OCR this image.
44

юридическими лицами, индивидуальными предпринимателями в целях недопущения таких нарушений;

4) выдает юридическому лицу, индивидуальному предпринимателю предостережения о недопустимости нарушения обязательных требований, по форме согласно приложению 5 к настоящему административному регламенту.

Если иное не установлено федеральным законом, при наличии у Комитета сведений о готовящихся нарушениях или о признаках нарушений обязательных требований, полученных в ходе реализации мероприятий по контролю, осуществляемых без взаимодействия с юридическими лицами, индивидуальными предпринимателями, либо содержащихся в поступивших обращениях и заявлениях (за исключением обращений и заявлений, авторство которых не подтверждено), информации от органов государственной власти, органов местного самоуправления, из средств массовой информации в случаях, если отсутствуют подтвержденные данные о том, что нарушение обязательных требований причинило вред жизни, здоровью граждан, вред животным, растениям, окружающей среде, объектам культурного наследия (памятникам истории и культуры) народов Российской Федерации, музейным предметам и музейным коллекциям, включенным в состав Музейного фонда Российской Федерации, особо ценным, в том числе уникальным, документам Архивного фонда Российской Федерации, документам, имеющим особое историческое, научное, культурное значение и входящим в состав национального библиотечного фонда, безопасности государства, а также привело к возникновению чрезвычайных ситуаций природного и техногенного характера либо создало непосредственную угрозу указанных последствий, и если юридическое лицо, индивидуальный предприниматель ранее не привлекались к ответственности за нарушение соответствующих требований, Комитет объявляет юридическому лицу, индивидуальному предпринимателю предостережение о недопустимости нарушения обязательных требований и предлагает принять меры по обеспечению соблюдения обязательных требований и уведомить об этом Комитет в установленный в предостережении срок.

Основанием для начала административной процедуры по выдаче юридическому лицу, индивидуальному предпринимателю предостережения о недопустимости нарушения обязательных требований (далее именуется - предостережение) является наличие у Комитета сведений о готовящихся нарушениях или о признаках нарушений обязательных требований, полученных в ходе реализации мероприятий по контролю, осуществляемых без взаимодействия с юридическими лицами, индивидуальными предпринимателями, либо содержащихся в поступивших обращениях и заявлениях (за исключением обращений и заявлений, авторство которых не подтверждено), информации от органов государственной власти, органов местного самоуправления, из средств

==

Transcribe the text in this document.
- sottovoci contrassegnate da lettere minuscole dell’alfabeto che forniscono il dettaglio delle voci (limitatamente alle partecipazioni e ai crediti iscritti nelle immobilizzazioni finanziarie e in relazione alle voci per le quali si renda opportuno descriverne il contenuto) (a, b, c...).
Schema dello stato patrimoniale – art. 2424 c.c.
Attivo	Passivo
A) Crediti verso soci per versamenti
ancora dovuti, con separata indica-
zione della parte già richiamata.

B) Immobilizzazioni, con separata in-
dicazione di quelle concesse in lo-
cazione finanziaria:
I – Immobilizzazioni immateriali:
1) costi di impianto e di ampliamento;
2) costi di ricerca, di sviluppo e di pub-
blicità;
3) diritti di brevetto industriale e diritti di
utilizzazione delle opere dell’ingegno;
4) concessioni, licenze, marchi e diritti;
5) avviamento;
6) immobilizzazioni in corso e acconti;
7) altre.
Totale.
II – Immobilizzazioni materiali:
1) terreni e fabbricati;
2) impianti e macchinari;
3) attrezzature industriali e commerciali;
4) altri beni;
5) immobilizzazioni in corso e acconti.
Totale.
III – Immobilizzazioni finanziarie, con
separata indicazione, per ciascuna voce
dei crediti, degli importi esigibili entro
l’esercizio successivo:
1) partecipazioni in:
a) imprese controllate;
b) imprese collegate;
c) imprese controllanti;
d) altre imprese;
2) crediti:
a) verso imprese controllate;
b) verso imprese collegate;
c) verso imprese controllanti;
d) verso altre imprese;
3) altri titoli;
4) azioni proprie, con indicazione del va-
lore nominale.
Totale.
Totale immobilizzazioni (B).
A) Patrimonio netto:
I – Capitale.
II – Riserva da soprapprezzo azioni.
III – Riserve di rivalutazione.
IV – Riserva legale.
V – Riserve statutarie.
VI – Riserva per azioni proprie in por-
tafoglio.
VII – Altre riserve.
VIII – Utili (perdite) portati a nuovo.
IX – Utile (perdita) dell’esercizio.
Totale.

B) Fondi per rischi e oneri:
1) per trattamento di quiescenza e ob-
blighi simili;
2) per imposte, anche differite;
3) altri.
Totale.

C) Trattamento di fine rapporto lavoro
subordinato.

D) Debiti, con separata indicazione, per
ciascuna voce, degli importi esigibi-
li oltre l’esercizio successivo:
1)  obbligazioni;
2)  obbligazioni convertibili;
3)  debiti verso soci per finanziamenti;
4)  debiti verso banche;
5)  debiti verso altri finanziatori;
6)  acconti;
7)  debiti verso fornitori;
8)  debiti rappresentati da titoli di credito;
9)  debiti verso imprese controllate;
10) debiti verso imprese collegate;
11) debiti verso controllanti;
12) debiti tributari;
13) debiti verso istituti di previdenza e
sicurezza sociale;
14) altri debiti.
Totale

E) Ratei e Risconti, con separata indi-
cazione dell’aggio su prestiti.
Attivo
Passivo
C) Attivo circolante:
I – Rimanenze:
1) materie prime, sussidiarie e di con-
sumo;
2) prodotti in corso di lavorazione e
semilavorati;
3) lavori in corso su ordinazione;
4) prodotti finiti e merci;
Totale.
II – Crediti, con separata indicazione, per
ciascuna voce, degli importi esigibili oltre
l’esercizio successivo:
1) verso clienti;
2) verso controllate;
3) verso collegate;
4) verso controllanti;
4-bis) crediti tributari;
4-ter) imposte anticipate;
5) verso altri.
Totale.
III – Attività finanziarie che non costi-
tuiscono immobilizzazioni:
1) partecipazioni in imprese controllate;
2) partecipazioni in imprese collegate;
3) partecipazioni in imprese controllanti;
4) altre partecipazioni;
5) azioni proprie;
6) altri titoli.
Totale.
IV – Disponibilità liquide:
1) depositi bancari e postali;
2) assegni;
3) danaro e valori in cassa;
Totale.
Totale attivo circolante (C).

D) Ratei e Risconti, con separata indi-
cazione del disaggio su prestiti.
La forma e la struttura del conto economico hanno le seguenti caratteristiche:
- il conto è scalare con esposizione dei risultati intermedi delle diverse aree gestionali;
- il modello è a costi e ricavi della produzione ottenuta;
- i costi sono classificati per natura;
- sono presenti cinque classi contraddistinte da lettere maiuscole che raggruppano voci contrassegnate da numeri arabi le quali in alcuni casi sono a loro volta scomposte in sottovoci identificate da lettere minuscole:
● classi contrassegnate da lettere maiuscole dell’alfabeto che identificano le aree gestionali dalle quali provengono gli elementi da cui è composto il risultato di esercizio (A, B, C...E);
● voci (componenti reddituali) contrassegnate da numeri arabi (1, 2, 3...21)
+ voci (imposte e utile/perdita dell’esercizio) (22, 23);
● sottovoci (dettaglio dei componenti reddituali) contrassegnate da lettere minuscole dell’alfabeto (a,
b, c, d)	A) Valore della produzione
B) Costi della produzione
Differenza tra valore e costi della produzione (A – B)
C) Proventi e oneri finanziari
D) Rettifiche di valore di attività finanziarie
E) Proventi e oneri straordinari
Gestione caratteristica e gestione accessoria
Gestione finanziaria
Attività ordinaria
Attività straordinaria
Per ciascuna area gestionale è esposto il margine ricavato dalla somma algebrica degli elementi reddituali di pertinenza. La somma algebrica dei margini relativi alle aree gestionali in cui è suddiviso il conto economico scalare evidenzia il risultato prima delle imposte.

## TASK TO COMPLETE
Scan the entries above and work out how many lines include the word "perdita"; the reply is that number alone.

## ANSWER TO THE TASK
2